(Data records)
----------------

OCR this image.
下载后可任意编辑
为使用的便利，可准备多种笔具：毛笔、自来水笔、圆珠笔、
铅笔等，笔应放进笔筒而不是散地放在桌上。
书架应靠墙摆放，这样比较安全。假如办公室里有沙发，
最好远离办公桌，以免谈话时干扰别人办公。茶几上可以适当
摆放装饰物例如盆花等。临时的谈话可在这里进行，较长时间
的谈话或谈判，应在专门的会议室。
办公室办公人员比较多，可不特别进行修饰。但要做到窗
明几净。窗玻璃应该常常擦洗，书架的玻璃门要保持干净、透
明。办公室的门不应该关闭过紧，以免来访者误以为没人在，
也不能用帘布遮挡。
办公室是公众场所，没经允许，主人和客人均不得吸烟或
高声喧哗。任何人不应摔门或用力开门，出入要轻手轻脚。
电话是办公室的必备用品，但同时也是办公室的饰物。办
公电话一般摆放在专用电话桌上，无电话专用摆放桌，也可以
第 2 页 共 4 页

----------------

WHAT YOU SHOULD DO:
From the data above, extract every line in its exact form.

TASK RESPONSE:
OCR this image.
下载后可任意编辑
为使用的便利，可准备多种笔具：毛笔、自来水笔、圆珠笔、
铅笔等，笔应放进笔筒而不是散地放在桌上。
书架应靠墙摆放，这样比较安全。假如办公室里有沙发，
最好远离办公桌，以免谈话时干扰别人办公。茶几上可以适当
摆放装饰物例如盆花等。临时的谈话可在这里进行，较长时间
的谈话或谈判，应在专门的会议室。
办公室办公人员比较多，可不特别进行修饰。但要做到窗
明几净。窗玻璃应该常常擦洗，书架的玻璃门要保持干净、透
明。办公室的门不应该关闭过紧，以免来访者误以为没人在，
也不能用帘布遮挡。
办公室是公众场所，没经允许，主人和客人均不得吸烟或
高声喧哗。任何人不应摔门或用力开门，出入要轻手轻脚。
电话是办公室的必备用品，但同时也是办公室的饰物。办
公电话一般摆放在专用电话桌上，无电话专用摆放桌，也可以
第 2 页 共 4 页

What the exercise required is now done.